━━ RECORDS SHOWN ━━

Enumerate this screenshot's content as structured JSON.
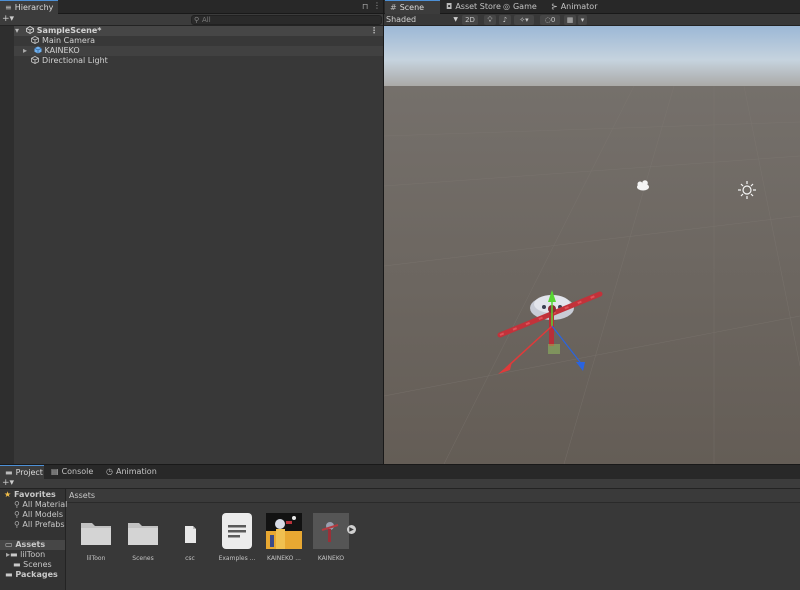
{
  "hierarchy": {
    "tab_label": "Hierarchy",
    "search_placeholder": "All",
    "scene_name": "SampleScene*",
    "items": [
      {
        "label": "Main Camera"
      },
      {
        "label": "KAINEKO"
      },
      {
        "label": "Directional Light"
      }
    ]
  },
  "scene_tabs": [
    {
      "label": "Scene",
      "icon": "grid-icon"
    },
    {
      "label": "Asset Store",
      "icon": "bag-icon"
    },
    {
      "label": "Game",
      "icon": "gamepad-icon"
    },
    {
      "label": "Animator",
      "icon": "animator-icon"
    }
  ],
  "scene_toolbar": {
    "shading_mode": "Shaded",
    "mode_2d": "2D",
    "hidden_count": "0"
  },
  "project": {
    "tabs": [
      {
        "label": "Project",
        "icon": "folder-icon"
      },
      {
        "label": "Console",
        "icon": "console-icon"
      },
      {
        "label": "Animation",
        "icon": "animation-icon"
      }
    ],
    "favorites_label": "Favorites",
    "favorites": [
      {
        "label": "All Material"
      },
      {
        "label": "All Models"
      },
      {
        "label": "All Prefabs"
      }
    ],
    "assets_label": "Assets",
    "asset_folders": [
      {
        "label": "lilToon"
      },
      {
        "label": "Scenes"
      }
    ],
    "packages_label": "Packages",
    "breadcrumb": "Assets",
    "assets": [
      {
        "label": "lilToon",
        "kind": "folder"
      },
      {
        "label": "Scenes",
        "kind": "folder"
      },
      {
        "label": "csc",
        "kind": "file"
      },
      {
        "label": "Examples ...",
        "kind": "text"
      },
      {
        "label": "KAINEKO ...",
        "kind": "texture"
      },
      {
        "label": "KAINEKO",
        "kind": "prefab"
      }
    ]
  },
  "colors": {
    "selection_blue": "#4d90d6",
    "sky_top": "#9ab6d3",
    "ground": "#6e6861",
    "gizmo_x": "#e03a3a",
    "gizmo_y": "#58d633",
    "gizmo_z": "#2a64e0",
    "favorite_star": "#f5c04a"
  }
}
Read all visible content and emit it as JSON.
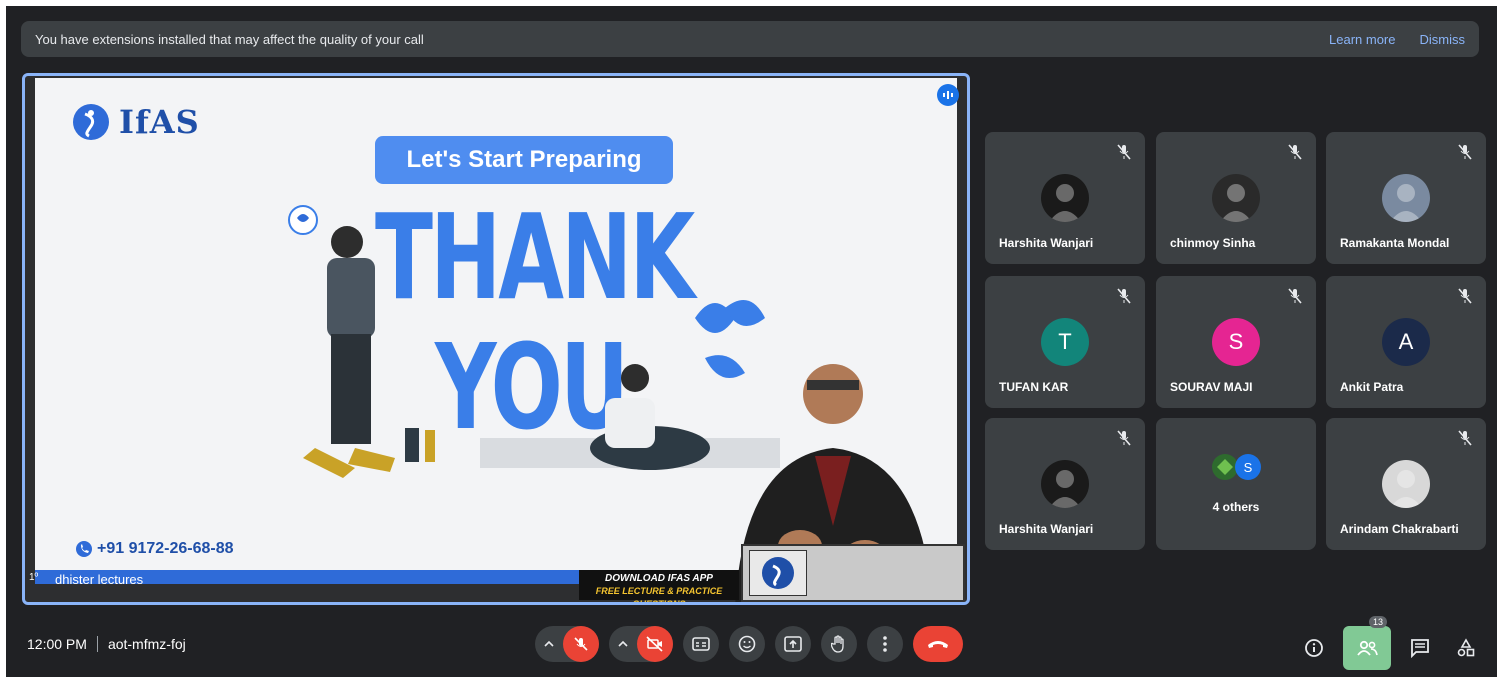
{
  "banner": {
    "message": "You have extensions installed that may affect the quality of your call",
    "learn_more": "Learn more",
    "dismiss": "Dismiss"
  },
  "presentation": {
    "brand": "IfAS",
    "pill_text": "Let's Start Preparing",
    "headline_1": "THANK",
    "headline_2": "YOU",
    "phone": "+91 9172-26-68-88",
    "presenter_name": "dhister lectures",
    "download_1": "DOWNLOAD IFAS APP",
    "download_2": "FREE LECTURE & PRACTICE QUESTIONS",
    "mini_label": "1º"
  },
  "participants": [
    {
      "name": "Harshita Wanjari",
      "avatar": "photo",
      "color": "#1a1a1a"
    },
    {
      "name": "chinmoy Sinha",
      "avatar": "photo",
      "color": "#2a2a2a"
    },
    {
      "name": "Ramakanta Mondal",
      "avatar": "photo",
      "color": "#7a8aa0"
    },
    {
      "name": "TUFAN KAR",
      "avatar": "T",
      "color": "#12857a"
    },
    {
      "name": "SOURAV MAJI",
      "avatar": "S",
      "color": "#e52592"
    },
    {
      "name": "Ankit Patra",
      "avatar": "A",
      "color": "#1b2a4a"
    },
    {
      "name": "Harshita Wanjari",
      "avatar": "photo",
      "color": "#1a1a1a"
    },
    {
      "name": "4 others",
      "avatar": "S",
      "color": "#1a73e8"
    },
    {
      "name": "Arindam Chakrabarti",
      "avatar": "photo",
      "color": "#d8d8d8"
    }
  ],
  "bottom": {
    "time": "12:00 PM",
    "meeting_code": "aot-mfmz-foj",
    "participant_count": "13"
  },
  "colors": {
    "accent": "#8ab4f8",
    "danger": "#ea4335",
    "people_active": "#81c995"
  }
}
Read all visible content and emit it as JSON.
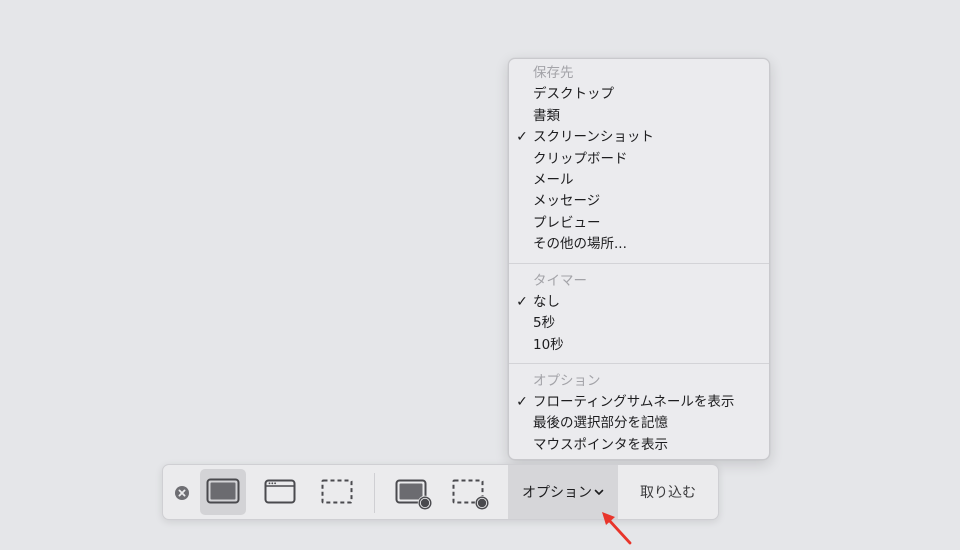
{
  "options_menu": {
    "sections": [
      {
        "header": "保存先",
        "items": [
          {
            "label": "デスクトップ",
            "checked": false
          },
          {
            "label": "書類",
            "checked": false
          },
          {
            "label": "スクリーンショット",
            "checked": true
          },
          {
            "label": "クリップボード",
            "checked": false
          },
          {
            "label": "メール",
            "checked": false
          },
          {
            "label": "メッセージ",
            "checked": false
          },
          {
            "label": "プレビュー",
            "checked": false
          },
          {
            "label": "その他の場所...",
            "checked": false
          }
        ]
      },
      {
        "header": "タイマー",
        "items": [
          {
            "label": "なし",
            "checked": true
          },
          {
            "label": "5秒",
            "checked": false
          },
          {
            "label": "10秒",
            "checked": false
          }
        ]
      },
      {
        "header": "オプション",
        "items": [
          {
            "label": "フローティングサムネールを表示",
            "checked": true
          },
          {
            "label": "最後の選択部分を記憶",
            "checked": false
          },
          {
            "label": "マウスポインタを表示",
            "checked": false
          }
        ]
      }
    ],
    "check_glyph": "✓"
  },
  "toolbar": {
    "close_icon": "close-circle-icon",
    "capture_modes": [
      {
        "icon": "capture-entire-screen-icon",
        "selected": true
      },
      {
        "icon": "capture-window-icon",
        "selected": false
      },
      {
        "icon": "capture-selection-icon",
        "selected": false
      }
    ],
    "record_modes": [
      {
        "icon": "record-entire-screen-icon",
        "selected": false
      },
      {
        "icon": "record-selection-icon",
        "selected": false
      }
    ],
    "options_label": "オプション",
    "options_chevron_icon": "chevron-down-icon",
    "capture_label": "取り込む"
  },
  "annotation": {
    "arrow_icon": "red-arrow-icon",
    "arrow_color": "#e8352b"
  },
  "colors": {
    "background": "#e5e6e9",
    "menu_background": "#ebebee",
    "header_text": "#a3a3a8",
    "selected_button": "#d3d3d6"
  }
}
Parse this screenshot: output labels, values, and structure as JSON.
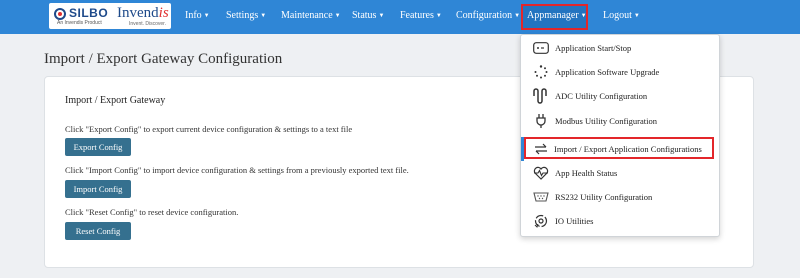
{
  "logo": {
    "brand": "SILBO",
    "sub": "An Invendis Product",
    "company_main": "Invend",
    "company_accent": "is",
    "tagline": "Invent. Discover."
  },
  "nav": {
    "items": [
      {
        "label": "Info"
      },
      {
        "label": "Settings"
      },
      {
        "label": "Maintenance"
      },
      {
        "label": "Status"
      },
      {
        "label": "Features"
      },
      {
        "label": "Configuration"
      },
      {
        "label": "Appmanager"
      },
      {
        "label": "Logout"
      }
    ]
  },
  "page": {
    "title": "Import / Export Gateway Configuration"
  },
  "card": {
    "title": "Import / Export Gateway",
    "export_desc": "Click \"Export Config\" to export current device configuration & settings to a text file",
    "export_button": "Export Config",
    "import_desc": "Click \"Import Config\" to import device configuration & settings from a previously exported text file.",
    "import_button": "Import Config",
    "reset_desc": "Click \"Reset Config\" to reset device configuration.",
    "reset_button": "Reset Config"
  },
  "dropdown": {
    "items": [
      {
        "label": "Application Start/Stop",
        "icon": "terminal-icon"
      },
      {
        "label": "Application Software Upgrade",
        "icon": "loading-dots-icon"
      },
      {
        "label": "ADC Utility Configuration",
        "icon": "waveform-icon"
      },
      {
        "label": "Modbus Utility Configuration",
        "icon": "plug-icon"
      },
      {
        "label": "Import / Export Application Configurations",
        "icon": "swap-arrows-icon",
        "active": true
      },
      {
        "label": "App Health Status",
        "icon": "heartbeat-icon"
      },
      {
        "label": "RS232 Utility Configuration",
        "icon": "serial-port-icon"
      },
      {
        "label": "IO Utilities",
        "icon": "gear-sync-icon"
      }
    ]
  },
  "colors": {
    "navbar": "#2f86d6",
    "button": "#35708f",
    "highlight": "#e3262a"
  }
}
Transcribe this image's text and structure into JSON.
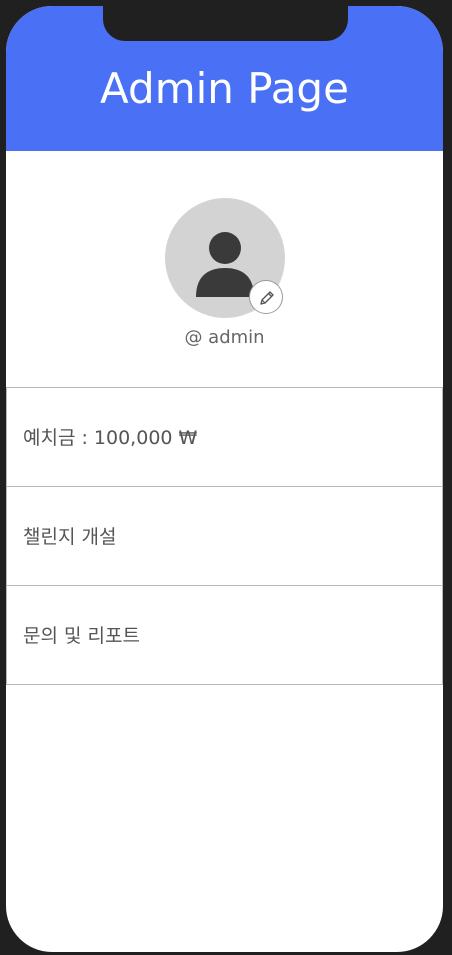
{
  "header": {
    "title": "Admin Page"
  },
  "profile": {
    "avatar_icon": "person-icon",
    "edit_icon": "pencil-icon",
    "username": "@ admin"
  },
  "menu": {
    "items": [
      {
        "label": "예치금 : 100,000 ₩"
      },
      {
        "label": "챌린지 개설"
      },
      {
        "label": "문의 및 리포트"
      }
    ]
  },
  "colors": {
    "header_bg": "#4a70f5",
    "avatar_bg": "#d3d3d3",
    "avatar_fg": "#3a3a3a"
  }
}
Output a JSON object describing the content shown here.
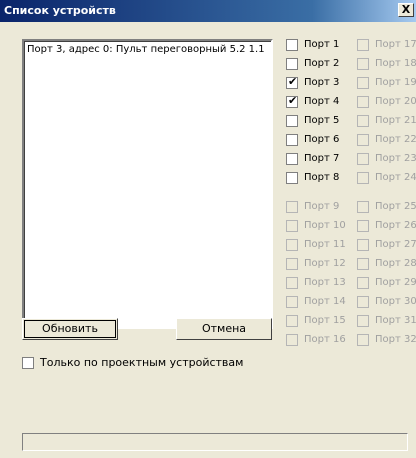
{
  "window": {
    "title": "Список устройств",
    "close_label": "X"
  },
  "device_list": {
    "items": [
      "Порт 3, адрес 0: Пульт переговорный 5.2 1.1"
    ]
  },
  "ports": [
    {
      "label": "Порт 1",
      "checked": false,
      "enabled": true
    },
    {
      "label": "Порт 2",
      "checked": false,
      "enabled": true
    },
    {
      "label": "Порт 3",
      "checked": true,
      "enabled": true
    },
    {
      "label": "Порт 4",
      "checked": true,
      "enabled": true
    },
    {
      "label": "Порт 5",
      "checked": false,
      "enabled": true
    },
    {
      "label": "Порт 6",
      "checked": false,
      "enabled": true
    },
    {
      "label": "Порт 7",
      "checked": false,
      "enabled": true
    },
    {
      "label": "Порт 8",
      "checked": false,
      "enabled": true
    },
    {
      "label": "Порт 9",
      "checked": false,
      "enabled": false
    },
    {
      "label": "Порт 10",
      "checked": false,
      "enabled": false
    },
    {
      "label": "Порт 11",
      "checked": false,
      "enabled": false
    },
    {
      "label": "Порт 12",
      "checked": false,
      "enabled": false
    },
    {
      "label": "Порт 13",
      "checked": false,
      "enabled": false
    },
    {
      "label": "Порт 14",
      "checked": false,
      "enabled": false
    },
    {
      "label": "Порт 15",
      "checked": false,
      "enabled": false
    },
    {
      "label": "Порт 16",
      "checked": false,
      "enabled": false
    },
    {
      "label": "Порт 17",
      "checked": false,
      "enabled": false
    },
    {
      "label": "Порт 18",
      "checked": false,
      "enabled": false
    },
    {
      "label": "Порт 19",
      "checked": false,
      "enabled": false
    },
    {
      "label": "Порт 20",
      "checked": false,
      "enabled": false
    },
    {
      "label": "Порт 21",
      "checked": false,
      "enabled": false
    },
    {
      "label": "Порт 22",
      "checked": false,
      "enabled": false
    },
    {
      "label": "Порт 23",
      "checked": false,
      "enabled": false
    },
    {
      "label": "Порт 24",
      "checked": false,
      "enabled": false
    },
    {
      "label": "Порт 25",
      "checked": false,
      "enabled": false
    },
    {
      "label": "Порт 26",
      "checked": false,
      "enabled": false
    },
    {
      "label": "Порт 27",
      "checked": false,
      "enabled": false
    },
    {
      "label": "Порт 28",
      "checked": false,
      "enabled": false
    },
    {
      "label": "Порт 29",
      "checked": false,
      "enabled": false
    },
    {
      "label": "Порт 30",
      "checked": false,
      "enabled": false
    },
    {
      "label": "Порт 31",
      "checked": false,
      "enabled": false
    },
    {
      "label": "Порт 32",
      "checked": false,
      "enabled": false
    }
  ],
  "buttons": {
    "refresh": "Обновить",
    "cancel": "Отмена"
  },
  "filter": {
    "label": "Только по проектным устройствам",
    "checked": false
  },
  "colors": {
    "title_start": "#0a246a",
    "title_end": "#a6caf0",
    "face": "#ece9d8",
    "disabled_text": "#a0a0a0"
  }
}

━━━

(THE TASK) Filter the listing above by the word "kind"; copy each line that passes.

(TASK RESULT)
        "kind": "folder"
        "kind": "folder"
        "kind": "file"
        "kind": "text"
        "kind": "texture"
        "kind": "prefab"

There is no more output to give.